=== Set problem ===
Copy out every line of the records where the string "유감신고" occurs.

=== Extracted entries ===
——

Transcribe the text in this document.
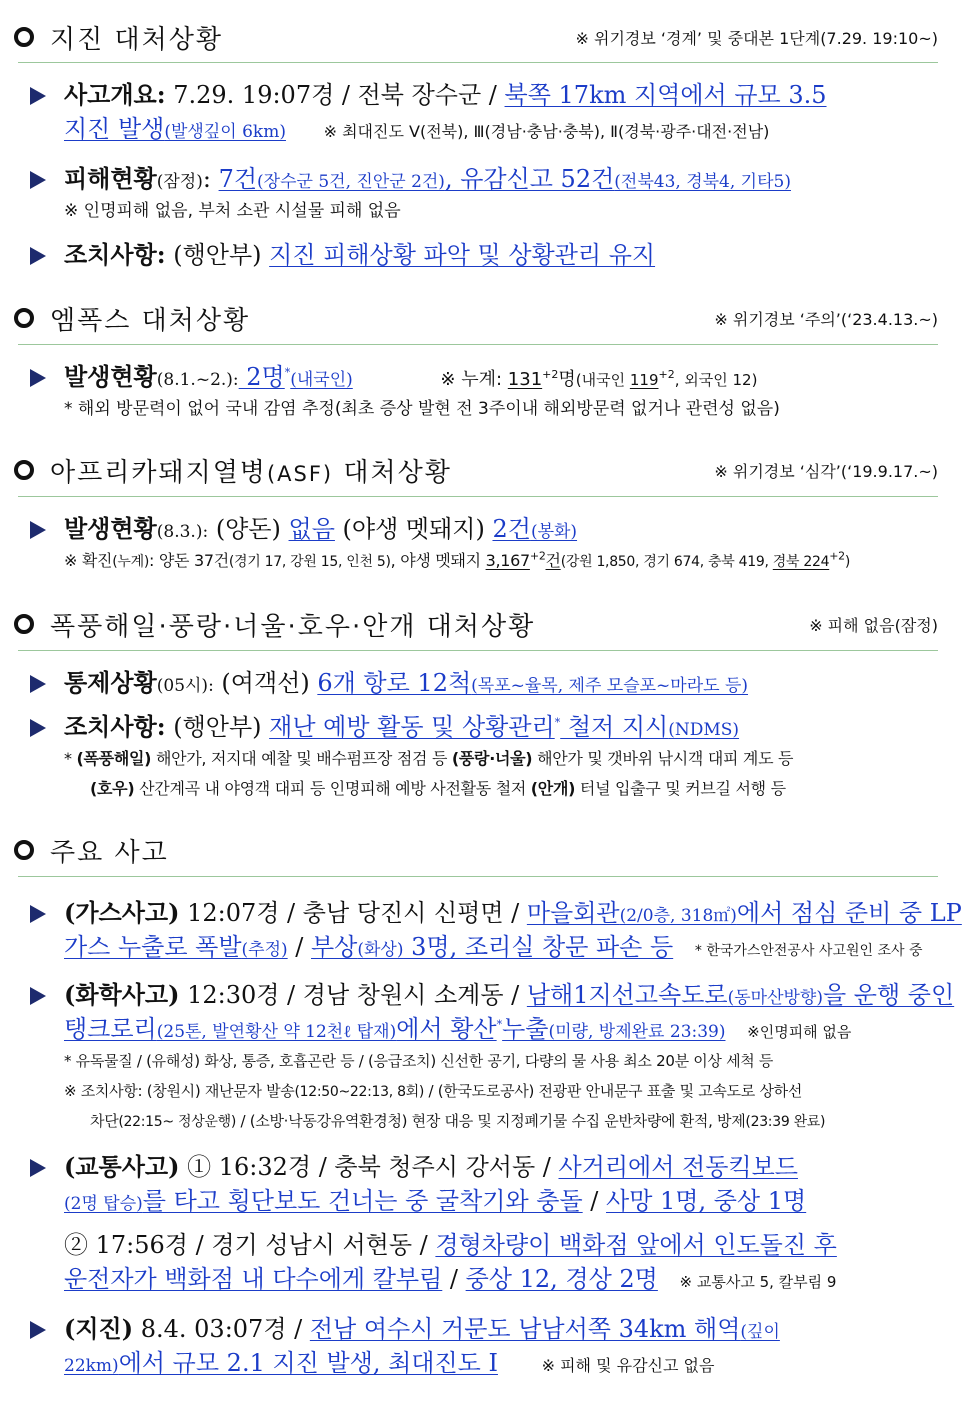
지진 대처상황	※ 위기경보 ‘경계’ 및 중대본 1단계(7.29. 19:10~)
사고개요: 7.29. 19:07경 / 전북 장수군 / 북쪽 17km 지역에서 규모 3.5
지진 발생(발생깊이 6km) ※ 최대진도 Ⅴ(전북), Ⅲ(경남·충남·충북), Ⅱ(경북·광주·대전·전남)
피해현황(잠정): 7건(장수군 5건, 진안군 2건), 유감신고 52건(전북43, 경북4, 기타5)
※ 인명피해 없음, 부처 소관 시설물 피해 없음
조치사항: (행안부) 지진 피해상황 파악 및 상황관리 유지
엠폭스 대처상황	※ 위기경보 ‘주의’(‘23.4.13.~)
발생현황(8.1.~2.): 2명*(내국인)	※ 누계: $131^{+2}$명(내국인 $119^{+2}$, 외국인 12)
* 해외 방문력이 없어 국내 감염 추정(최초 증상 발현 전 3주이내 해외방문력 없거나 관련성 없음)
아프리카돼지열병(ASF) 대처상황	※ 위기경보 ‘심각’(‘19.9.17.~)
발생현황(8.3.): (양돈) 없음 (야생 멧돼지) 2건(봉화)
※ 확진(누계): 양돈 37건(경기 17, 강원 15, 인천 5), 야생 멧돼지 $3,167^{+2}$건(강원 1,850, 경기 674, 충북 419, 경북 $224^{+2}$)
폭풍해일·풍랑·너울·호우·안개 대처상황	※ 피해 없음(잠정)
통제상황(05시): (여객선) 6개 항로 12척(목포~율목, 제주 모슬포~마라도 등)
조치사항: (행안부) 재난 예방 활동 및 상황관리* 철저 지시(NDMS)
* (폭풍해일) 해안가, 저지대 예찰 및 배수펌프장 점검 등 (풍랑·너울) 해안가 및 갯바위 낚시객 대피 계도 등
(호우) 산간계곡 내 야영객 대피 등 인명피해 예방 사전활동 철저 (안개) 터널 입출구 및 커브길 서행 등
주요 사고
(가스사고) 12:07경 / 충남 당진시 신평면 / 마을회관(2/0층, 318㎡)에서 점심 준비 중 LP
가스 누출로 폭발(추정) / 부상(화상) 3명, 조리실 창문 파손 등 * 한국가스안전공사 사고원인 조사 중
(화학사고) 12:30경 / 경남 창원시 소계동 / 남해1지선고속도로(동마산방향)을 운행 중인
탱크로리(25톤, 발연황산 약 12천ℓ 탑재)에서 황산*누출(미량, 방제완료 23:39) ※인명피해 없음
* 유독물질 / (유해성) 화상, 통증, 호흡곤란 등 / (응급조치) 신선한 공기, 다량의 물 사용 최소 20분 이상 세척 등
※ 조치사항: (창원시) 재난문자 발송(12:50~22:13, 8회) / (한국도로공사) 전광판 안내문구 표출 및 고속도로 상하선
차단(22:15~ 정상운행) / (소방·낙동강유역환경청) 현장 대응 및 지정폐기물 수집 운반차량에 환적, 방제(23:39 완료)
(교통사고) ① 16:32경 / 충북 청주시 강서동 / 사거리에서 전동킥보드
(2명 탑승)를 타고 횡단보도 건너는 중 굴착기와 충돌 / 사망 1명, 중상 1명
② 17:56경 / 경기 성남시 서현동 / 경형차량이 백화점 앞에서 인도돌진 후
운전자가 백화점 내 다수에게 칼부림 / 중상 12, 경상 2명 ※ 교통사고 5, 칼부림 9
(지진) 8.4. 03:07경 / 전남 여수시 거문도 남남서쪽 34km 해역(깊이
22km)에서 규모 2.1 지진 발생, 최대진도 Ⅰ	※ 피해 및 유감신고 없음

——

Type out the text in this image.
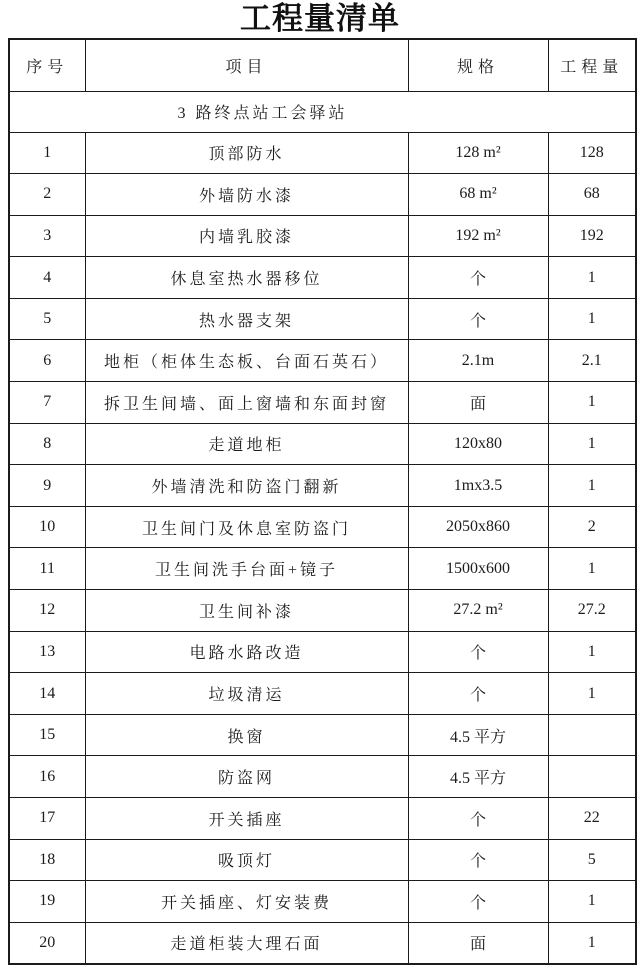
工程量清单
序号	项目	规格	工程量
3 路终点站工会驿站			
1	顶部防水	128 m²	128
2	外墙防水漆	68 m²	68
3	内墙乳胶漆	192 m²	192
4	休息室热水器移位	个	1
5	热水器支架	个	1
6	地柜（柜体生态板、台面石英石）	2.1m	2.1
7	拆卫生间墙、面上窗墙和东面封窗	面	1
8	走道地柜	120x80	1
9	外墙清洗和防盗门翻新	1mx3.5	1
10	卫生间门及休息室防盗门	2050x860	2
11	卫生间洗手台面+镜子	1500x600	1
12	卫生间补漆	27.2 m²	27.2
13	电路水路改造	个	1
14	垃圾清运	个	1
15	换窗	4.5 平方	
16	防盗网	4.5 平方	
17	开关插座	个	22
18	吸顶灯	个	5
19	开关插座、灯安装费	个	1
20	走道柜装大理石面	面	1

——

=== The solution ===
피해현황(잠정): 7건(장수군 5건, 진안군 2건), 유감신고 52건(전북43, 경북4, 기타5)
22km)에서 규모 2.1 지진 발생, 최대진도 Ⅰ	※ 피해 및 유감신고 없음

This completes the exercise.